- Written exercise
Copy verbatim the lines from the line that contains "this-work-nii-point-5: [436, 378, 450, 392]" to the line that contains "y-tick-label: −1.0: [58, 667, 94, 685]", inclusive.

- Information provided
>> Begin

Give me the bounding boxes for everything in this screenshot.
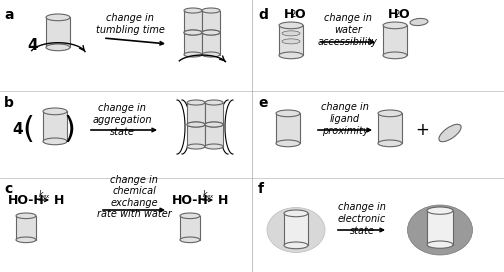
Text: H: H — [388, 8, 398, 21]
Text: (: ( — [22, 116, 34, 144]
Ellipse shape — [383, 22, 407, 29]
Text: 4: 4 — [28, 38, 38, 52]
Ellipse shape — [202, 8, 220, 13]
Ellipse shape — [202, 30, 220, 35]
Ellipse shape — [205, 122, 223, 127]
Text: HO-H: HO-H — [8, 193, 45, 206]
Ellipse shape — [46, 44, 70, 51]
Text: ): ) — [64, 116, 76, 144]
Polygon shape — [43, 111, 67, 141]
Ellipse shape — [279, 52, 303, 59]
Ellipse shape — [439, 124, 461, 142]
Ellipse shape — [16, 237, 36, 243]
Text: H: H — [218, 193, 228, 206]
Ellipse shape — [410, 18, 428, 26]
Ellipse shape — [202, 30, 220, 35]
Polygon shape — [284, 213, 308, 245]
Polygon shape — [383, 25, 407, 55]
Ellipse shape — [184, 30, 202, 35]
Ellipse shape — [43, 138, 67, 145]
Text: HO-H: HO-H — [172, 193, 209, 206]
Ellipse shape — [284, 242, 308, 249]
Text: change in
chemical
exchange
rate with water: change in chemical exchange rate with wa… — [97, 175, 171, 220]
Ellipse shape — [202, 52, 220, 57]
Ellipse shape — [378, 110, 402, 117]
Text: 4: 4 — [13, 122, 23, 138]
Ellipse shape — [184, 52, 202, 57]
Ellipse shape — [43, 108, 67, 115]
Text: change in
electronic
state: change in electronic state — [338, 202, 386, 236]
Polygon shape — [187, 103, 205, 125]
Text: O: O — [294, 8, 304, 21]
Ellipse shape — [46, 14, 70, 21]
Ellipse shape — [184, 30, 202, 35]
Ellipse shape — [427, 207, 453, 214]
Text: e: e — [258, 96, 268, 110]
Polygon shape — [427, 211, 453, 245]
Ellipse shape — [279, 22, 303, 29]
Polygon shape — [202, 33, 220, 54]
Ellipse shape — [187, 100, 205, 105]
Ellipse shape — [187, 122, 205, 127]
Ellipse shape — [284, 210, 308, 217]
Ellipse shape — [408, 205, 473, 255]
Text: b: b — [4, 96, 14, 110]
Text: d: d — [258, 8, 268, 22]
Ellipse shape — [16, 213, 36, 219]
Text: a: a — [4, 8, 14, 22]
Polygon shape — [46, 17, 70, 47]
Ellipse shape — [205, 144, 223, 149]
Polygon shape — [279, 25, 303, 55]
Ellipse shape — [205, 122, 223, 127]
Polygon shape — [184, 33, 202, 54]
Ellipse shape — [205, 100, 223, 105]
Text: change in
aggregation
state: change in aggregation state — [92, 103, 152, 137]
Polygon shape — [180, 216, 200, 240]
Polygon shape — [187, 125, 205, 147]
Text: f: f — [258, 182, 264, 196]
Ellipse shape — [276, 110, 300, 117]
Ellipse shape — [187, 144, 205, 149]
Polygon shape — [202, 11, 220, 33]
Text: H: H — [284, 8, 294, 21]
Ellipse shape — [187, 122, 205, 127]
Text: change in
ligand
proximity: change in ligand proximity — [321, 102, 369, 136]
Polygon shape — [205, 103, 223, 125]
Polygon shape — [16, 216, 36, 240]
Text: $k_{ex}$: $k_{ex}$ — [202, 189, 215, 201]
Text: change in
tumbling time: change in tumbling time — [96, 13, 164, 35]
Polygon shape — [205, 125, 223, 147]
Text: 2: 2 — [290, 10, 295, 19]
Ellipse shape — [282, 31, 300, 36]
Ellipse shape — [378, 140, 402, 147]
Polygon shape — [378, 113, 402, 143]
Text: 2: 2 — [394, 10, 399, 19]
Ellipse shape — [267, 208, 325, 252]
Ellipse shape — [180, 213, 200, 219]
Text: H: H — [54, 193, 65, 206]
Ellipse shape — [427, 241, 453, 248]
Text: change in
water
accessibility: change in water accessibility — [318, 13, 378, 47]
Ellipse shape — [383, 52, 407, 59]
Ellipse shape — [276, 140, 300, 147]
Polygon shape — [184, 11, 202, 33]
Ellipse shape — [184, 8, 202, 13]
Text: +: + — [415, 121, 429, 139]
Ellipse shape — [180, 237, 200, 243]
Text: c: c — [4, 182, 12, 196]
Polygon shape — [276, 113, 300, 143]
Ellipse shape — [282, 39, 300, 44]
Text: O: O — [398, 8, 409, 21]
Text: $k_{ex}$: $k_{ex}$ — [37, 189, 50, 201]
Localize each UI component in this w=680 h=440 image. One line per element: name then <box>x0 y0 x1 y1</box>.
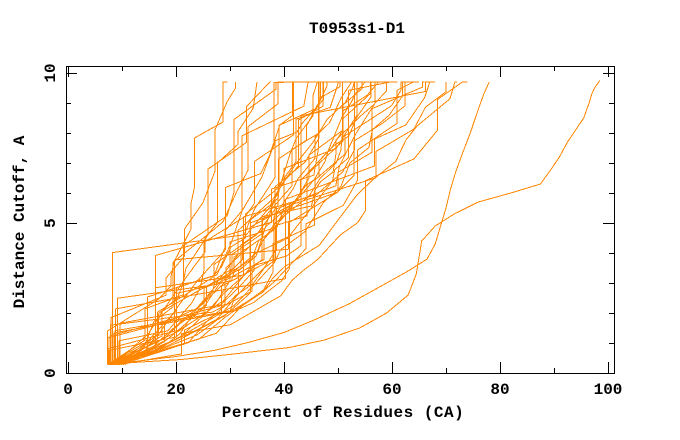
model-curve <box>109 81 398 366</box>
model-curve <box>116 81 284 366</box>
x-tick-label: 60 <box>382 381 401 399</box>
model-curve <box>116 81 414 366</box>
model-curve <box>108 80 601 366</box>
model-curve <box>109 81 376 366</box>
model-curve <box>112 81 419 366</box>
model-curve <box>110 81 333 366</box>
model-curve <box>107 82 388 365</box>
model-curve <box>108 81 457 366</box>
x-tick-label: 0 <box>63 381 73 399</box>
model-curve <box>110 81 382 366</box>
model-curve <box>119 81 395 365</box>
model-curve <box>116 81 379 366</box>
model-curve <box>115 81 306 366</box>
chart-title: T0953s1-D1 <box>308 20 406 38</box>
model-curve <box>113 82 447 365</box>
plot-frame <box>66 66 615 374</box>
model-curve <box>110 81 436 365</box>
model-curve <box>112 82 371 366</box>
model-curve <box>120 81 344 366</box>
model-curve <box>114 81 392 365</box>
model-curve <box>113 81 271 365</box>
x-tick-label: 40 <box>274 381 293 399</box>
model-curve <box>115 81 431 365</box>
x-tick-label: 80 <box>490 381 509 399</box>
model-curve <box>118 81 468 366</box>
model-curve <box>107 81 341 366</box>
y-tick-label: 5 <box>42 218 60 228</box>
x-tick-label: 100 <box>594 381 623 399</box>
model-curve <box>110 82 236 365</box>
model-curve <box>111 81 328 365</box>
model-curve <box>107 81 490 366</box>
y-tick-label: 0 <box>42 368 60 378</box>
model-curve <box>108 81 409 366</box>
model-curve <box>107 82 277 366</box>
x-tick-label: 20 <box>166 381 185 399</box>
y-tick-label: 10 <box>42 63 60 82</box>
model-curve <box>115 81 363 366</box>
model-curve <box>106 81 228 365</box>
x-axis-label: Percent of Residues (CA) <box>221 404 465 422</box>
model-curve <box>113 81 403 366</box>
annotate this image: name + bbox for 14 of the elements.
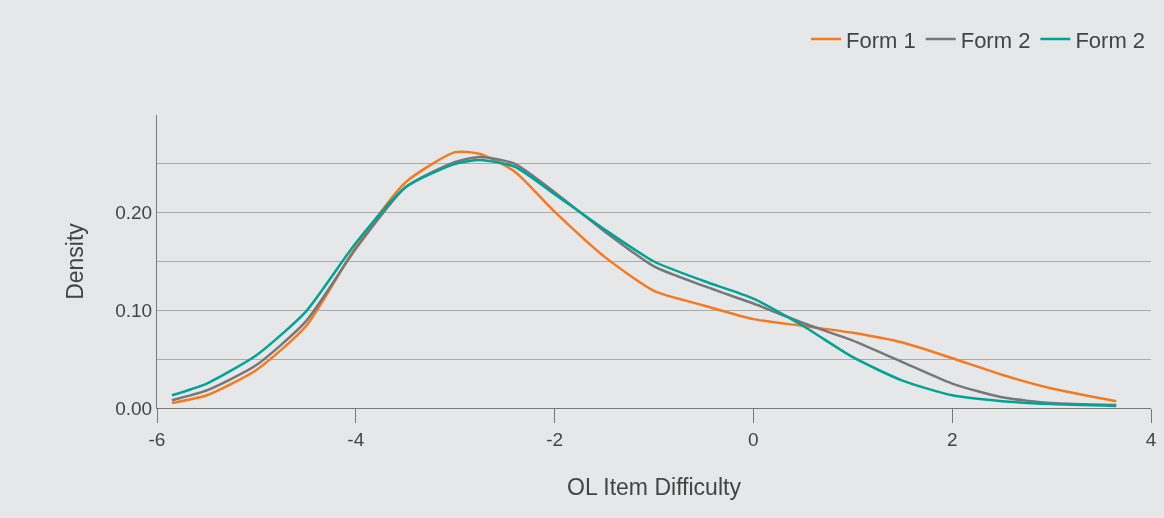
legend-label: Form 1 [846,27,916,53]
x-tick-label: 0 [748,428,759,450]
y-tick-label: 0.10 [115,299,153,321]
x-tick-label: -6 [148,428,166,450]
x-tick-label: 4 [1145,428,1157,450]
x-tick-label: -4 [347,428,365,450]
y-axis-title: Density [61,222,88,300]
legend-label: Form 2 [1075,27,1146,53]
y-tick-label: 0.20 [115,202,153,224]
x-axis-title: OL Item Difficulty [567,474,742,501]
x-tick-label: -2 [546,428,564,450]
legend-label: Form 2 [960,27,1031,53]
x-tick-label: 2 [946,428,958,450]
y-tick-label: 0.00 [115,397,153,419]
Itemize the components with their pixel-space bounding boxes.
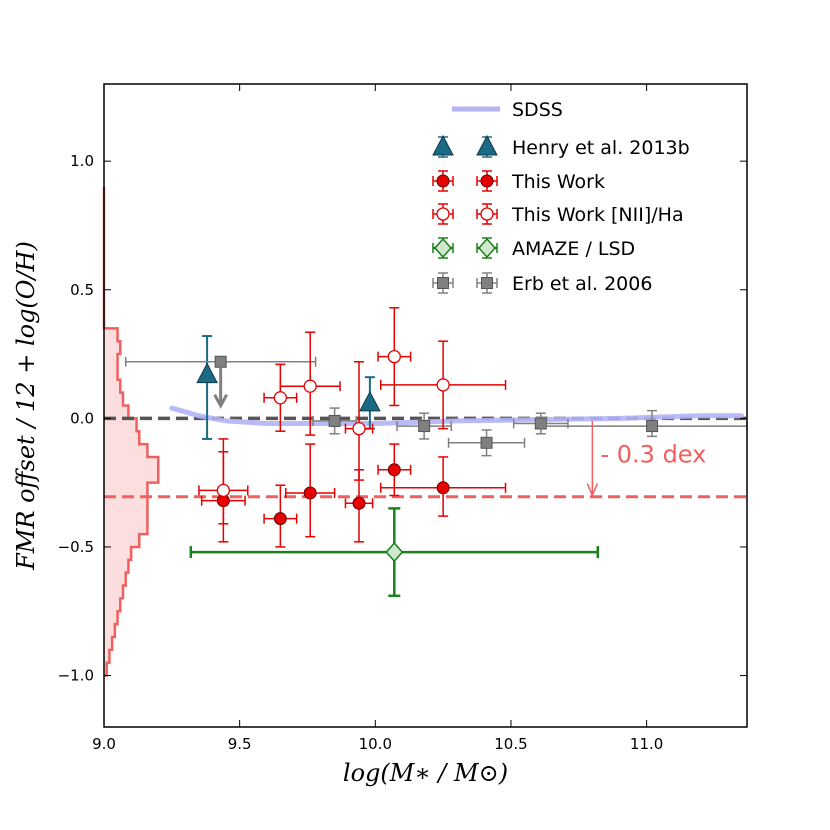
this-work-nii-point-5: [436, 378, 450, 392]
this-work-point-2: [303, 486, 317, 500]
this-work-nii-point-1: [273, 391, 288, 405]
legend-label: SDSS: [512, 99, 563, 121]
legend-label: This Work [NII]/Ha: [511, 204, 684, 226]
erb-series: [124, 355, 748, 457]
offset-annotation: - 0.3 dex: [600, 440, 706, 468]
legend-marker-1: [477, 237, 497, 259]
series-layer: [124, 307, 748, 598]
x-axis-label: log(M∗ / M⊙): [343, 759, 508, 787]
erb-point-1: [328, 414, 341, 427]
legend-marker-0: [437, 277, 449, 289]
x-tick-label: 10.5: [494, 735, 527, 753]
y-tick-label: −1.0: [58, 667, 94, 685]
legend-label: Erb et al. 2006: [512, 273, 652, 295]
this-work-point-5: [436, 481, 450, 495]
x-tick-label: 9.0: [92, 735, 116, 753]
amaze-series: [189, 507, 600, 598]
legend-label: Henry et al. 2013b: [512, 137, 690, 159]
legend-marker-1: [476, 134, 498, 156]
this-work-nii-point-4: [387, 349, 401, 364]
y-tick-label: 0.5: [70, 281, 94, 299]
erb-point-0: [214, 355, 227, 368]
legend-item-this_work: This Work: [432, 170, 605, 193]
legend-item-erb: Erb et al. 2006: [432, 272, 652, 295]
x-tick-label: 9.5: [228, 735, 252, 753]
this-work-point-1: [273, 512, 287, 526]
legend-item-sdss: SDSS: [452, 99, 563, 121]
legend-marker-0: [432, 134, 454, 156]
legend-label: This Work: [511, 171, 605, 193]
henry-point-0: [196, 362, 218, 384]
legend-marker-1: [480, 207, 494, 221]
legend-marker-0: [436, 207, 450, 221]
legend: SDSS Henry et al. 2013b This Work This Work…: [432, 99, 690, 295]
erb-point-3: [480, 436, 493, 449]
this-work-nii-point-2: [303, 379, 317, 393]
legend-marker-0: [433, 237, 453, 259]
this-work-nii-series: [198, 307, 507, 525]
legend-item-henry: Henry et al. 2013b: [432, 134, 690, 159]
legend-marker-1: [480, 174, 494, 188]
this-work-series: [200, 438, 507, 548]
plot-frame: [103, 83, 748, 728]
this-work-point-3: [352, 496, 366, 510]
y-axis-label: FMR offset / 12 + log(O/H): [12, 241, 40, 571]
erb-upper-limit-head: [213, 394, 228, 409]
annotation-layer: - 0.3 dex: [586, 420, 706, 498]
ticks-layer: 9.0 9.5 10.0 10.5 11.0 1.0 0.5 0.0 −0.5 −1.0: [58, 84, 747, 753]
x-tick-label: 10.0: [359, 735, 392, 753]
histogram-outline: [102, 186, 160, 677]
offset-arrow-head: [586, 483, 599, 498]
legend-item-this_work_nii: This Work [NII]/Ha: [432, 203, 684, 226]
histogram-layer: [102, 186, 160, 677]
this-work-nii-point-3: [352, 421, 366, 436]
erb-point-5: [646, 420, 659, 433]
y-tick-label: −0.5: [58, 538, 94, 556]
legend-item-amaze: AMAZE / LSD: [432, 237, 635, 260]
legend-marker-1: [481, 277, 493, 289]
henry-point-1: [359, 390, 381, 412]
this-work-point-4: [387, 463, 401, 477]
amaze-point-0: [385, 541, 404, 563]
legend-label: AMAZE / LSD: [512, 238, 635, 260]
erb-point-2: [418, 420, 431, 433]
this-work-nii-point-0: [216, 483, 231, 498]
y-tick-label: 1.0: [70, 152, 94, 170]
x-tick-label: 11.0: [630, 735, 663, 753]
histogram-fill: [104, 186, 159, 676]
y-tick-label: 0.0: [70, 409, 94, 427]
sdss-line: [169, 405, 745, 427]
legend-marker-0: [436, 174, 450, 188]
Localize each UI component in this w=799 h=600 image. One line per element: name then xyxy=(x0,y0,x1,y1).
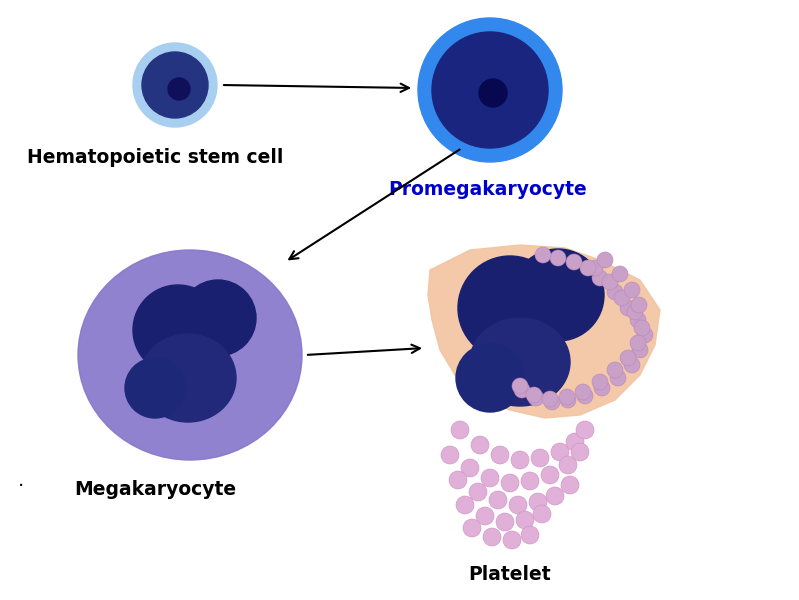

>> End

- Correct output
this-work-nii-point-5: [436, 378, 450, 392]
this-work-point-2: [303, 486, 317, 500]
this-work-nii-point-1: [273, 391, 288, 405]
legend-label: SDSS: [512, 99, 563, 121]
legend-label: This Work [NII]/Ha: [511, 204, 684, 226]
erb-series: [124, 355, 748, 457]
offset-annotation: - 0.3 dex: [600, 440, 706, 468]
legend-marker-1: [477, 237, 497, 259]
series-layer: [124, 307, 748, 598]
x-axis-label: log(M∗ / M⊙): [343, 759, 508, 787]
erb-point-1: [328, 414, 341, 427]
legend-marker-0: [437, 277, 449, 289]
x-tick-label: 10.5: [494, 735, 527, 753]
y-tick-label: −1.0: [58, 667, 94, 685]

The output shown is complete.